SUPPLIED MATERIAL:
------------------------------------------------------------
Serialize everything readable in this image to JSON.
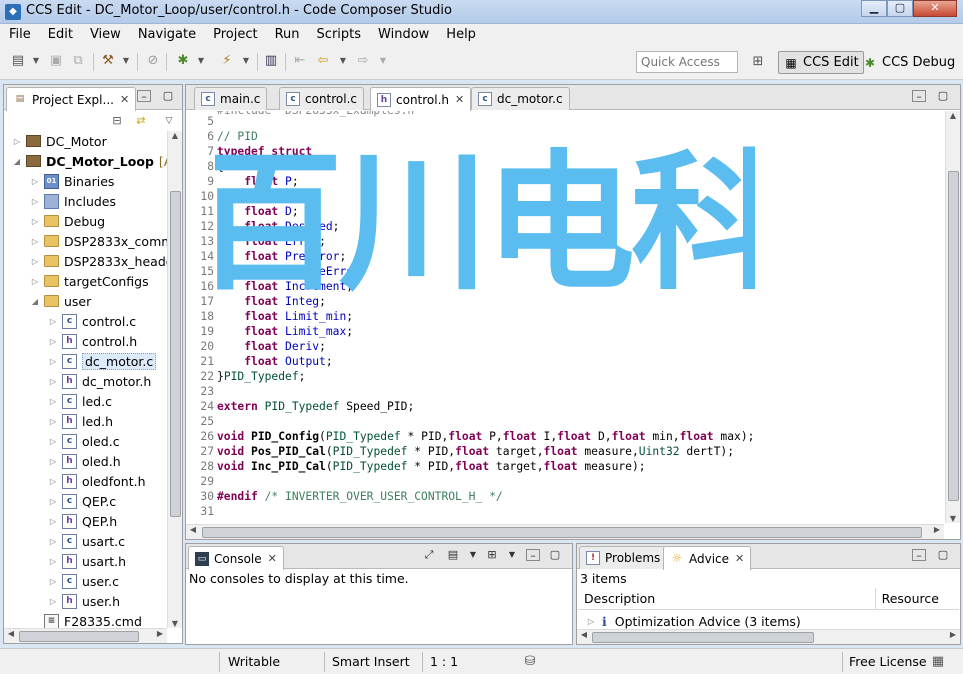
{
  "window": {
    "title": "CCS Edit - DC_Motor_Loop/user/control.h - Code Composer Studio"
  },
  "menu": [
    "File",
    "Edit",
    "View",
    "Navigate",
    "Project",
    "Run",
    "Scripts",
    "Window",
    "Help"
  ],
  "toolbar": {
    "quick_access_placeholder": "Quick Access",
    "perspectives": [
      {
        "label": "CCS Edit",
        "active": true
      },
      {
        "label": "CCS Debug",
        "active": false
      }
    ]
  },
  "project_explorer": {
    "tab_label": "Project Expl...",
    "tree": [
      {
        "label": "DC_Motor",
        "kind": "project",
        "level": 0,
        "expanded": false
      },
      {
        "label": "DC_Motor_Loop",
        "suffix": "[A",
        "kind": "project",
        "level": 0,
        "expanded": true,
        "bold": true
      },
      {
        "label": "Binaries",
        "kind": "bin",
        "level": 1,
        "expanded": false
      },
      {
        "label": "Includes",
        "kind": "inc",
        "level": 1,
        "expanded": false
      },
      {
        "label": "Debug",
        "kind": "folder",
        "level": 1,
        "expanded": false
      },
      {
        "label": "DSP2833x_comm",
        "kind": "folder",
        "level": 1,
        "expanded": false
      },
      {
        "label": "DSP2833x_heade",
        "kind": "folder",
        "level": 1,
        "expanded": false
      },
      {
        "label": "targetConfigs",
        "kind": "folder",
        "level": 1,
        "expanded": false
      },
      {
        "label": "user",
        "kind": "folder",
        "level": 1,
        "expanded": true
      },
      {
        "label": "control.c",
        "kind": "c",
        "level": 2
      },
      {
        "label": "control.h",
        "kind": "h",
        "level": 2
      },
      {
        "label": "dc_motor.c",
        "kind": "c",
        "level": 2,
        "selected": true
      },
      {
        "label": "dc_motor.h",
        "kind": "h",
        "level": 2
      },
      {
        "label": "led.c",
        "kind": "c",
        "level": 2
      },
      {
        "label": "led.h",
        "kind": "h",
        "level": 2
      },
      {
        "label": "oled.c",
        "kind": "c",
        "level": 2
      },
      {
        "label": "oled.h",
        "kind": "h",
        "level": 2
      },
      {
        "label": "oledfont.h",
        "kind": "h",
        "level": 2
      },
      {
        "label": "QEP.c",
        "kind": "c",
        "level": 2
      },
      {
        "label": "QEP.h",
        "kind": "h",
        "level": 2
      },
      {
        "label": "usart.c",
        "kind": "c",
        "level": 2
      },
      {
        "label": "usart.h",
        "kind": "h",
        "level": 2
      },
      {
        "label": "user.c",
        "kind": "c",
        "level": 2
      },
      {
        "label": "user.h",
        "kind": "h",
        "level": 2
      },
      {
        "label": "F28335.cmd",
        "kind": "cmd",
        "level": 1
      }
    ]
  },
  "editor": {
    "tabs": [
      {
        "label": "main.c",
        "kind": "c",
        "active": false
      },
      {
        "label": "control.c",
        "kind": "c",
        "active": false
      },
      {
        "label": "control.h",
        "kind": "h",
        "active": true
      },
      {
        "label": "dc_motor.c",
        "kind": "c",
        "active": false
      }
    ],
    "partial_top_line": "#include \"DSP2833x_Examples.h\"",
    "lines": [
      {
        "n": "5",
        "t": []
      },
      {
        "n": "6",
        "t": [
          [
            "cm",
            "// PID"
          ]
        ]
      },
      {
        "n": "7",
        "t": [
          [
            "kw",
            "typedef"
          ],
          [
            "",
            " "
          ],
          [
            "kw",
            "struct"
          ]
        ]
      },
      {
        "n": "8",
        "t": [
          [
            "",
            "{"
          ]
        ]
      },
      {
        "n": "9",
        "t": [
          [
            "",
            "    "
          ],
          [
            "kw",
            "float"
          ],
          [
            "",
            " "
          ],
          [
            "fld",
            "P"
          ],
          [
            "",
            ";"
          ]
        ]
      },
      {
        "n": "10",
        "t": [
          [
            "",
            "    "
          ],
          [
            "kw",
            "float"
          ],
          [
            "",
            " "
          ],
          [
            "fld",
            "I"
          ],
          [
            "",
            ";"
          ]
        ]
      },
      {
        "n": "11",
        "t": [
          [
            "",
            "    "
          ],
          [
            "kw",
            "float"
          ],
          [
            "",
            " "
          ],
          [
            "fld",
            "D"
          ],
          [
            "",
            ";"
          ]
        ]
      },
      {
        "n": "12",
        "t": [
          [
            "",
            "    "
          ],
          [
            "kw",
            "float"
          ],
          [
            "",
            " "
          ],
          [
            "fld",
            "Desired"
          ],
          [
            "",
            ";"
          ]
        ]
      },
      {
        "n": "13",
        "t": [
          [
            "",
            "    "
          ],
          [
            "kw",
            "float"
          ],
          [
            "",
            " "
          ],
          [
            "fld",
            "Error"
          ],
          [
            "",
            ";"
          ]
        ]
      },
      {
        "n": "14",
        "t": [
          [
            "",
            "    "
          ],
          [
            "kw",
            "float"
          ],
          [
            "",
            " "
          ],
          [
            "fld",
            "PreError"
          ],
          [
            "",
            ";"
          ]
        ]
      },
      {
        "n": "15",
        "t": [
          [
            "",
            "    "
          ],
          [
            "kw",
            "float"
          ],
          [
            "",
            " "
          ],
          [
            "fld",
            "PrePreError"
          ],
          [
            "",
            ";"
          ]
        ]
      },
      {
        "n": "16",
        "t": [
          [
            "",
            "    "
          ],
          [
            "kw",
            "float"
          ],
          [
            "",
            " "
          ],
          [
            "fld",
            "Increment"
          ],
          [
            "",
            ";"
          ]
        ]
      },
      {
        "n": "17",
        "t": [
          [
            "",
            "    "
          ],
          [
            "kw",
            "float"
          ],
          [
            "",
            " "
          ],
          [
            "fld",
            "Integ"
          ],
          [
            "",
            ";"
          ]
        ]
      },
      {
        "n": "18",
        "t": [
          [
            "",
            "    "
          ],
          [
            "kw",
            "float"
          ],
          [
            "",
            " "
          ],
          [
            "fld",
            "Limit_min"
          ],
          [
            "",
            ";"
          ]
        ]
      },
      {
        "n": "19",
        "t": [
          [
            "",
            "    "
          ],
          [
            "kw",
            "float"
          ],
          [
            "",
            " "
          ],
          [
            "fld",
            "Limit_max"
          ],
          [
            "",
            ";"
          ]
        ]
      },
      {
        "n": "20",
        "t": [
          [
            "",
            "    "
          ],
          [
            "kw",
            "float"
          ],
          [
            "",
            " "
          ],
          [
            "fld",
            "Deriv"
          ],
          [
            "",
            ";"
          ]
        ]
      },
      {
        "n": "21",
        "t": [
          [
            "",
            "    "
          ],
          [
            "kw",
            "float"
          ],
          [
            "",
            " "
          ],
          [
            "fld",
            "Output"
          ],
          [
            "",
            ";"
          ]
        ]
      },
      {
        "n": "22",
        "t": [
          [
            "",
            "}"
          ],
          [
            "ty",
            "PID_Typedef"
          ],
          [
            "",
            ";"
          ]
        ]
      },
      {
        "n": "23",
        "t": []
      },
      {
        "n": "24",
        "t": [
          [
            "kw",
            "extern"
          ],
          [
            "",
            " "
          ],
          [
            "ty",
            "PID_Typedef"
          ],
          [
            "",
            " Speed_PID;"
          ]
        ]
      },
      {
        "n": "25",
        "t": []
      },
      {
        "n": "26",
        "t": [
          [
            "kw",
            "void"
          ],
          [
            "",
            " "
          ],
          [
            "fn",
            "PID_Config"
          ],
          [
            "",
            "("
          ],
          [
            "ty",
            "PID_Typedef"
          ],
          [
            "",
            " * PID,"
          ],
          [
            "kw",
            "float"
          ],
          [
            "",
            " P,"
          ],
          [
            "kw",
            "float"
          ],
          [
            "",
            " I,"
          ],
          [
            "kw",
            "float"
          ],
          [
            "",
            " D,"
          ],
          [
            "kw",
            "float"
          ],
          [
            "",
            " min,"
          ],
          [
            "kw",
            "float"
          ],
          [
            "",
            " max);"
          ]
        ]
      },
      {
        "n": "27",
        "t": [
          [
            "kw",
            "void"
          ],
          [
            "",
            " "
          ],
          [
            "fn",
            "Pos_PID_Cal"
          ],
          [
            "",
            "("
          ],
          [
            "ty",
            "PID_Typedef"
          ],
          [
            "",
            " * PID,"
          ],
          [
            "kw",
            "float"
          ],
          [
            "",
            " target,"
          ],
          [
            "kw",
            "float"
          ],
          [
            "",
            " measure,"
          ],
          [
            "ty",
            "Uint32"
          ],
          [
            "",
            " dertT);"
          ]
        ]
      },
      {
        "n": "28",
        "t": [
          [
            "kw",
            "void"
          ],
          [
            "",
            " "
          ],
          [
            "fn",
            "Inc_PID_Cal"
          ],
          [
            "",
            "("
          ],
          [
            "ty",
            "PID_Typedef"
          ],
          [
            "",
            " * PID,"
          ],
          [
            "kw",
            "float"
          ],
          [
            "",
            " target,"
          ],
          [
            "kw",
            "float"
          ],
          [
            "",
            " measure);"
          ]
        ]
      },
      {
        "n": "29",
        "t": []
      },
      {
        "n": "30",
        "t": [
          [
            "pp",
            "#endif"
          ],
          [
            "",
            " "
          ],
          [
            "cm",
            "/* INVERTER_OVER_USER_CONTROL_H_ */"
          ]
        ]
      },
      {
        "n": "31",
        "t": []
      }
    ]
  },
  "watermark": {
    "text": "百川电科",
    "color": "#5bbcf0"
  },
  "console": {
    "tab_label": "Console",
    "message": "No consoles to display at this time."
  },
  "problems": {
    "tab_label": "Problems",
    "advice_tab_label": "Advice",
    "count": "3 items",
    "columns": [
      "Description",
      "Resource"
    ],
    "rows": [
      {
        "label": "Optimization Advice (3 items)"
      }
    ]
  },
  "status": {
    "writable": "Writable",
    "insert": "Smart Insert",
    "position": "1 : 1",
    "license": "Free License"
  }
}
------------------------------------------------------------
STATED PROBLEM: Copy out every line from the data above that has "Advice" in it.

RESULT BELOW:
    "advice_tab_label": "Advice",
        "label": "Optimization Advice (3 items)"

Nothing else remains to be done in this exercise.